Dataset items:
+--

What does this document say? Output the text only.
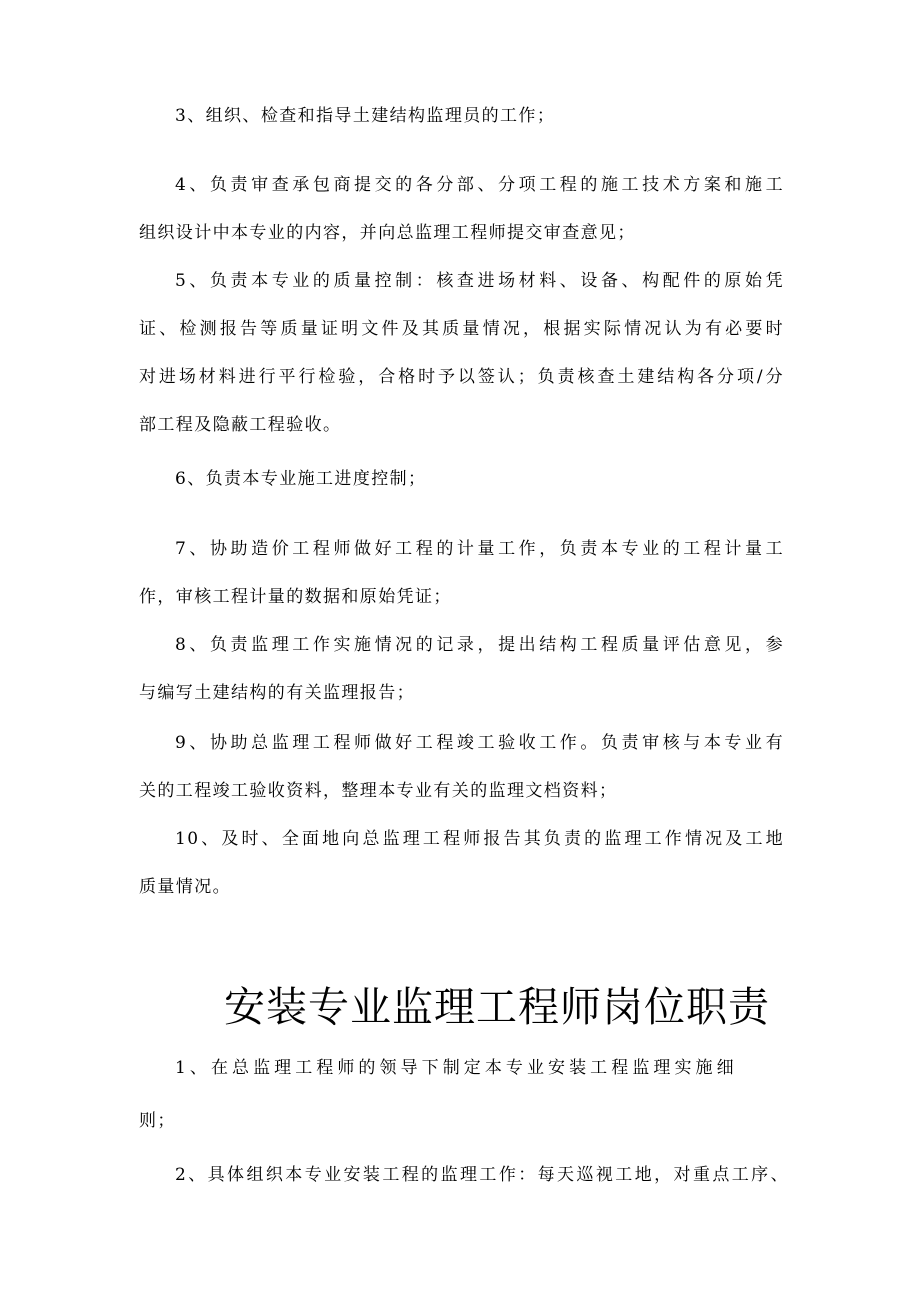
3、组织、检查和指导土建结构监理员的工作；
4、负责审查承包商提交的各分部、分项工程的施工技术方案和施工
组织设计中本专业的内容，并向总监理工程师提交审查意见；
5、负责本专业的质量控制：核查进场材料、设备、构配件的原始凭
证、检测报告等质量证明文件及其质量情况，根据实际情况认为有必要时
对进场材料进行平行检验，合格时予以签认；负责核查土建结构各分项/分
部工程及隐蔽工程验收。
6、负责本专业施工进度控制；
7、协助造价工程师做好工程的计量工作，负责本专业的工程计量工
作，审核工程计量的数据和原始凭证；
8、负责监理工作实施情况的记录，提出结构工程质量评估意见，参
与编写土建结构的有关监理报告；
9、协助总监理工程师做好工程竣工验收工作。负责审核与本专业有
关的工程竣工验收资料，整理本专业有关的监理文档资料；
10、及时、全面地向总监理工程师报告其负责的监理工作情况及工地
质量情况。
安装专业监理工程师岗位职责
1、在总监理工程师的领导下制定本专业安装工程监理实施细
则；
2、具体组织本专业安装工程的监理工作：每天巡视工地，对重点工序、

+--

Exercise details:
Extract the entries in full, exactly as they are, minus the pictures.

Solved exercise:
What does this document say? Output the text only.
3、组织、检查和指导土建结构监理员的工作；
4、负责审查承包商提交的各分部、分项工程的施工技术方案和施工
组织设计中本专业的内容，并向总监理工程师提交审查意见；
5、负责本专业的质量控制：核查进场材料、设备、构配件的原始凭
证、检测报告等质量证明文件及其质量情况，根据实际情况认为有必要时
对进场材料进行平行检验，合格时予以签认；负责核查土建结构各分项/分
部工程及隐蔽工程验收。
6、负责本专业施工进度控制；
7、协助造价工程师做好工程的计量工作，负责本专业的工程计量工
作，审核工程计量的数据和原始凭证；
8、负责监理工作实施情况的记录，提出结构工程质量评估意见，参
与编写土建结构的有关监理报告；
9、协助总监理工程师做好工程竣工验收工作。负责审核与本专业有
关的工程竣工验收资料，整理本专业有关的监理文档资料；
10、及时、全面地向总监理工程师报告其负责的监理工作情况及工地
质量情况。
安装专业监理工程师岗位职责
1、在总监理工程师的领导下制定本专业安装工程监理实施细
则；
2、具体组织本专业安装工程的监理工作：每天巡视工地，对重点工序、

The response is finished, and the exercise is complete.